* TEXT SHOWN:
=======

In this article we are going to look at another set of evil companies that use high pressure sales tactics to trick consumers into signing complex long-term contracts that they don’t understand: timeshare marketing companies.

Thank you Bogdan for your contribution and also great thanks to Irene who has taken the time to edit the article and write the introduction.

Have a great weekend and we will be back in full swing soon.

Friday’s Letter from America: Sales Agents a Hilton Member Experience

Welcome to this week’s edition of Letter from America, continuing our series on what “sales agents” tell you, and can you actually believe it, we today welcome another new contributor Ali El-Kerdi. His experience will be of great interest to our Diamond readers especially in the light of the Hilton purchase. So welcome to our pages Ali.

Can a Timeshare Buyer Believe Timeshare Sales Agents?

By Ali El-Kerdi 

May 14, 2021

I have been reading about the “oral representation” clause that allows timeshare sales agents to say anything to make a sale. This protective blanket places the burden on the consumer to prove what the agent said or did not say. People buying new cars from a dealer or a house from a real estate agent rely on the ethics of the sales agent. You might be more wary if buying a used car. 

We thought we could trust the ethics of Hilton Grand Vacation sales agents. With Hilton, trust is often ingrained if the prospective Hilton timeshares buyer is already a loyal Hilton Honors member. I have joined efforts to warn potential first time buyers that you might as well not talk to a sales agent if you are interested in a timeshare. Check first with a licensed timeshare broker who charges nothing upfront. Their commission is paid at closing after a buyer is found, like any traditional real estate transaction. If buying a “used” timeshare, the purchaser must ask what restrictions accompany a timeshare bought on the secondary market.     

On October 17, 2018 we attended a Hilton Grand Vacations (HGV) sales presentation in Florida at Park Soleil Hilton Grand Resort in Orlando with Daniela O, another agent and a manager.  A 60 minute presentation ended up being over three hours. We had told them that we wouldn’t be able to stay long because we had young kids with us. We purchased a week at Ocean 22 in South Carolina which is equivalent to 4,800 bi-annual points should the owner wish to stay at another property other than their home resort.  

My wife and I are working professionals. We clearly understood the answers to questions we asked to address our concerns. We made it VERY clear to Daniela that we would not be able to use the timeshare for a long time due to the age of our children and our current work and school schedules. I am a professor working on my post-doc and my wife is an Internist. We can only able to take off from work for one or two nights stays at a time. It will be several years before we can take a week’s vacation. An ethical salesperson would have told us then and there that a timeshare is not an appropriate product for our family. However, Daniela assured us we could use Hilton’s timeshare points for one or two nights stays and bank points “in perpetuity” to function as a kind of a “vacation retirement plan” as we accumulated points over the years for future vacations. The manager and the other sales agent also confirmed points could be saved indefinitely. We learned points cannot be saved in perpetuity. Points can be “extended” for only two years (for a fee). The only way we can book one or two night stays is if we convert to RCI or Hilton Honors points, but that reduces the value of the points even more and requires a fee to do so.

=======

* SUPPLIED INFORMATION:
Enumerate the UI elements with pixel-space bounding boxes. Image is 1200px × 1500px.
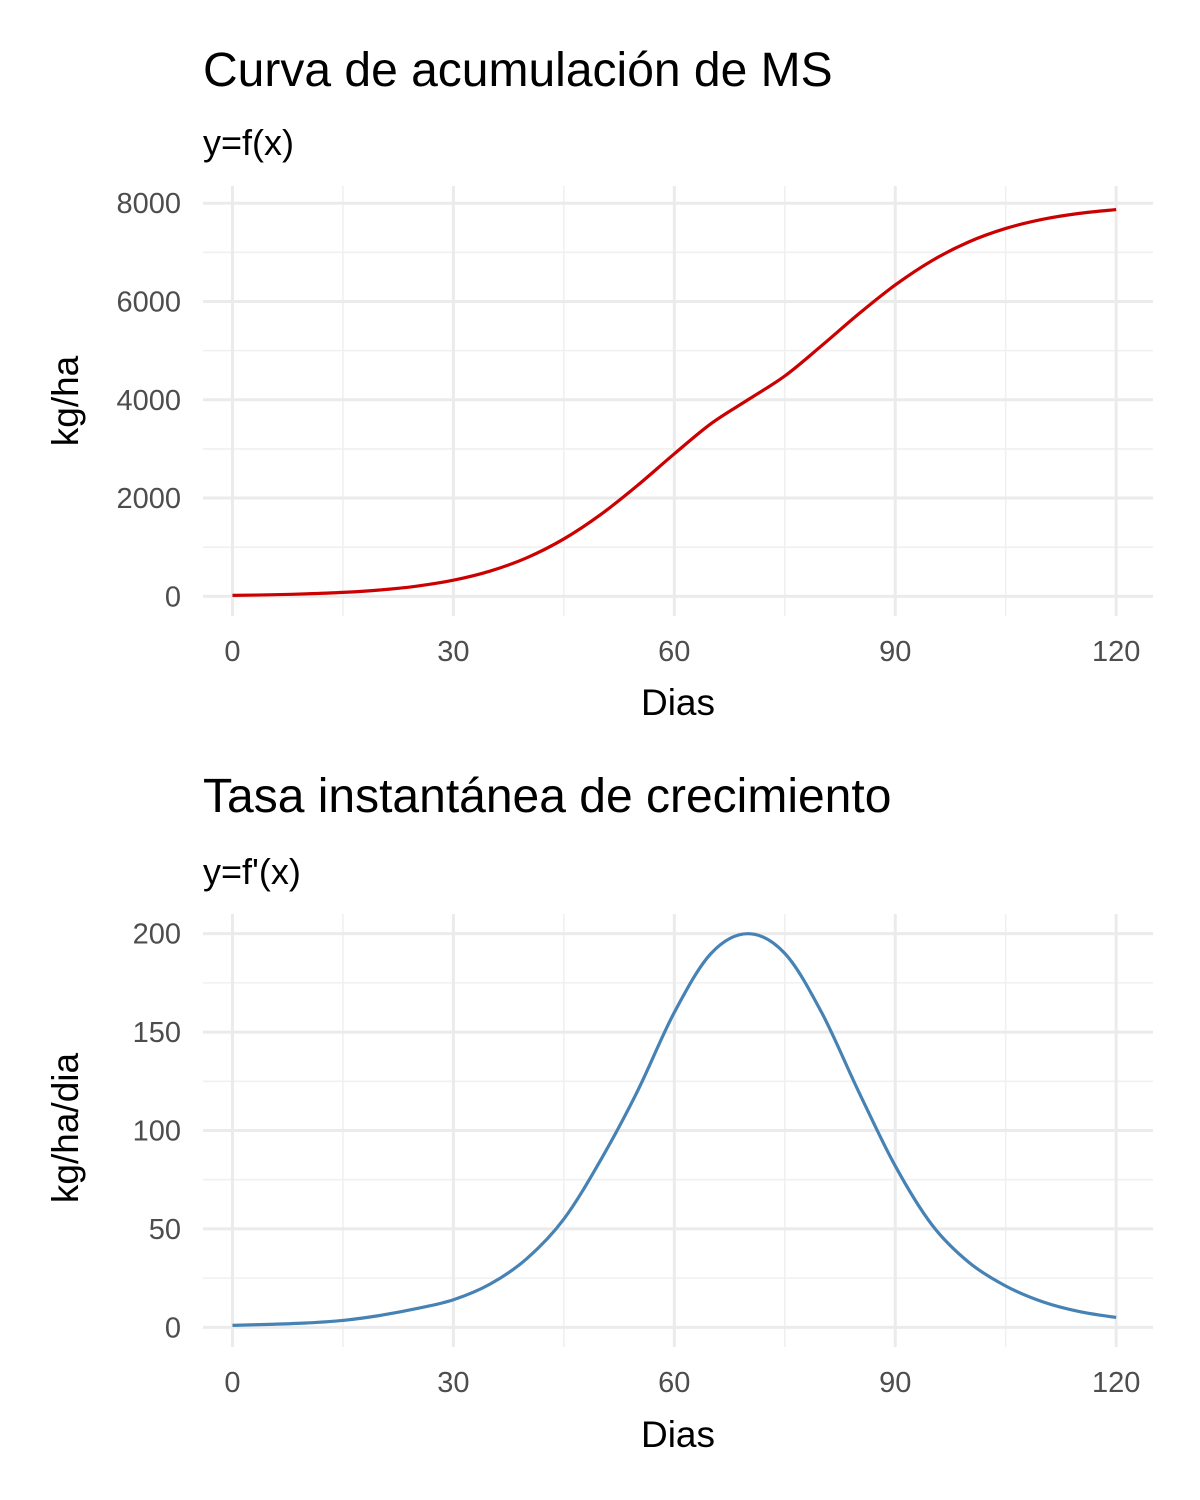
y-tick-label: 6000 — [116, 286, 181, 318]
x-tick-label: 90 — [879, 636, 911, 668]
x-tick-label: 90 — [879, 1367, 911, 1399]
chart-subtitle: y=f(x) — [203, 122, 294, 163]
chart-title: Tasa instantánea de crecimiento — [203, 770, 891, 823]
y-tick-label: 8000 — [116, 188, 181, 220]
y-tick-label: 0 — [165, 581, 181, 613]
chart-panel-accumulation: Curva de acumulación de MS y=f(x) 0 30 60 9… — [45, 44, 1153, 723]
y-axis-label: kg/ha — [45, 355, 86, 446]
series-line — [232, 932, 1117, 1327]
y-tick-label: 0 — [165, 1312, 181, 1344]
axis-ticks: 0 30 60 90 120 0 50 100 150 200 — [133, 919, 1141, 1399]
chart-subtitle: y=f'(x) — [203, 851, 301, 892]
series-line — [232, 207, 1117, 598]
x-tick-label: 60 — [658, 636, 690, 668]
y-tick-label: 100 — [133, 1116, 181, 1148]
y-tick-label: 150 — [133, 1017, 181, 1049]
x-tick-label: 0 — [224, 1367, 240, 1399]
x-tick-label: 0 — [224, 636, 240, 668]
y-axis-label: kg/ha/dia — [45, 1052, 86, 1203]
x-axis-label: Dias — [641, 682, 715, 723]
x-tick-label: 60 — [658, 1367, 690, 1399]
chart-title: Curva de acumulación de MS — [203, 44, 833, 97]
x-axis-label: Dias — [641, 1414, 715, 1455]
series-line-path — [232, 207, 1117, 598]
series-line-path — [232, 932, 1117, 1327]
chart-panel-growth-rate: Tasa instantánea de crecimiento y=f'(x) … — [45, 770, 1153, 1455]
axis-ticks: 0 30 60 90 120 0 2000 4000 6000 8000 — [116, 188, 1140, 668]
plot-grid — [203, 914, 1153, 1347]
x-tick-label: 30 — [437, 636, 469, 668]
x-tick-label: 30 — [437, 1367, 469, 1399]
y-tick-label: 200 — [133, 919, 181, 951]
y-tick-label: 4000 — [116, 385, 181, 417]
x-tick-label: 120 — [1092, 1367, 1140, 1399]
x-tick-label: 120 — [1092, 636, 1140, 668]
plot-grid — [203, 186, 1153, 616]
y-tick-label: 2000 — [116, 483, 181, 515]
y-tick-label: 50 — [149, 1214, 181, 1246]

=======

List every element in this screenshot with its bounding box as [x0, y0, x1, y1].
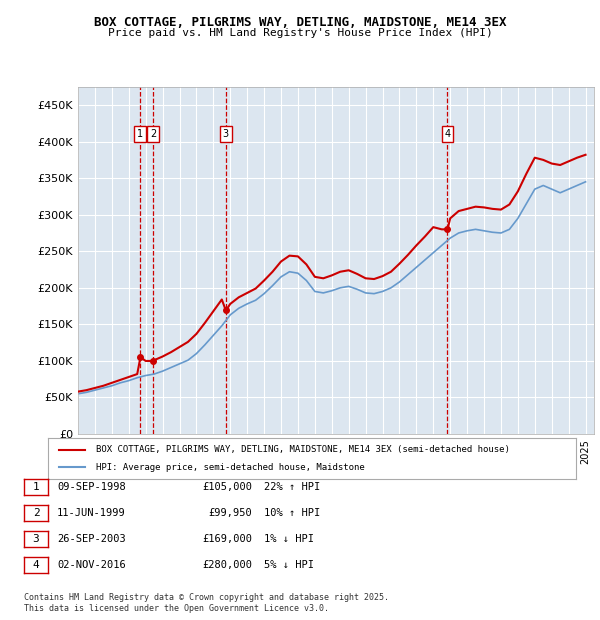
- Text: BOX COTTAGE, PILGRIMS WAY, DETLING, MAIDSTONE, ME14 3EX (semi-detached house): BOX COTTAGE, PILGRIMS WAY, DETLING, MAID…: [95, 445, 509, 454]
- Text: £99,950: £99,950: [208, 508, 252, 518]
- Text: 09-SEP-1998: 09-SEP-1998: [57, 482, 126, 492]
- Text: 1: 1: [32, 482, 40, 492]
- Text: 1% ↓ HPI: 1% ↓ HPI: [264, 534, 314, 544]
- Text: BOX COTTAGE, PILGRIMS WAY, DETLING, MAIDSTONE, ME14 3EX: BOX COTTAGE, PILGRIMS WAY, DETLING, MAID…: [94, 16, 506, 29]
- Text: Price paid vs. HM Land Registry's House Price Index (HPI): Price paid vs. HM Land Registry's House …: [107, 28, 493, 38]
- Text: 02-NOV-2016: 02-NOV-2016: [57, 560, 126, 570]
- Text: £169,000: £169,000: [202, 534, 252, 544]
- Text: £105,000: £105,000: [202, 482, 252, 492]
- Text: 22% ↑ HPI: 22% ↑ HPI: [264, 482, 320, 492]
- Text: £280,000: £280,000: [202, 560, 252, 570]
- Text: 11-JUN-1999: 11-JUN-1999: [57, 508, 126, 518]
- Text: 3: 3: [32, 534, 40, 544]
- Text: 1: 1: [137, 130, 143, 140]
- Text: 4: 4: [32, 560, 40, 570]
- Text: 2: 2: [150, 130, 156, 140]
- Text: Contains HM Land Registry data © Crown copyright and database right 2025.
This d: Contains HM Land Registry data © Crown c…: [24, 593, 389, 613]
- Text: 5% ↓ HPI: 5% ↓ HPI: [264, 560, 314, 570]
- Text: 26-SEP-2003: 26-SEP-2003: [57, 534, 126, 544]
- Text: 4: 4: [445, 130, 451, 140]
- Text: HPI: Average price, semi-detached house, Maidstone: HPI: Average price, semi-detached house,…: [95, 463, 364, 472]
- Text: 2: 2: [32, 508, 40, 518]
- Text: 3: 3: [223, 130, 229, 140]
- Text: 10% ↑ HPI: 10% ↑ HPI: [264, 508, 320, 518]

=======

* WRITTEN INSTRUCTION 1:
Can you copy, word for word, the part of the timeshare article between "I have been" and "a used car.", inclusive?
* WRITTEN INSTRUCTION 2:
Could you carry on writing the Hilton timeshare article, starting right after its last sentence?

* TASK RESPONSE 1:
I have been reading about the “oral representation” clause that allows timeshare sales agents to say anything to make a sale. This protective blanket places the burden on the consumer to prove what the agent said or did not say. People buying new cars from a dealer or a house from a real estate agent rely on the ethics of the sales agent. You might be more wary if buying a used car.

* TASK RESPONSE 2:
It seems obvious to us now that the manager who rushed in with another supervisor waving a print out with “properties that just came on the market” was to stage urgency, making this an opportunity good only for today! Daniela and the supervisor said the property would automatically have higher value because we were buying at a discount, and the value would increase over time like any real estate. They further mentioned we would be able to deduct interest expense. 

Additionally, we were also told that as Hilton Grand owners we would be able to use any Hilton Grand location’s amenities by simply proving that we are owners, without having reservations at said location. We were told that as Hilton Grand owners we would get significant discounts off regular Hilton hotel reservations/stays. I’ve stayed at Hilton properties before subsequent to our timeshare purchase from Hilton Grand Vacations. I spoke to several hotel managers about said discounts. One manager actually laughed and said he hears this all the time. When I texted Daniela to ask her, she asked who told me that. I told her she did in text messages!     

I wrote to Hilton on September 27, 2020 asking that the contract be cancelled. Their November 30, 2020 letter of denial addressed everything except the main deception that was the deciding factor for us to purchase points. In no way can we use these points. We are forced to consider default or pay for something we can’t use. We have always been fiscally responsible. To think that we have to go through a default because timeshare sales agents are rewarded for deception is alarming. Our purchase price was $14,300. The amount financed $12,870. During the process, we were told that the maintenance fee would be $750 every other year, but the maintenance fee is $1,500 every other year. I spoke with a licensed timeshare resale broker who explained that if I wanted to sell they would recommend a price of $2,500 to $3,000, minus a 25% commission, and that there could be no loan outstanding. We have not used any of the points purchased.

I wrote again to HGV on February 28, 2021 in response to their dismissal. They responded parroting the actual program without even addressing the deceptive statements.  

I am learning that the entire industry is tarnished. Timeshare sales are #7 on the Federal Trade Commission’s list of Top Ten Scams. Wyndham Vacation Ownership has almost 2,000 Better Business Bureau complaints and there is an alert posted warning consumers about them.

This BBB Hilton complaint dated 2/27/20 is so similar to my complaint; it sounded like I wrote it, except that we fortunately did not buy a second time. Having read the complaint, I anticipated Hilton’s dismissal. There have been 876 HGV complaints over the last three years.

BBB Complaint: Advertising/Sales Issues (edited for brevity)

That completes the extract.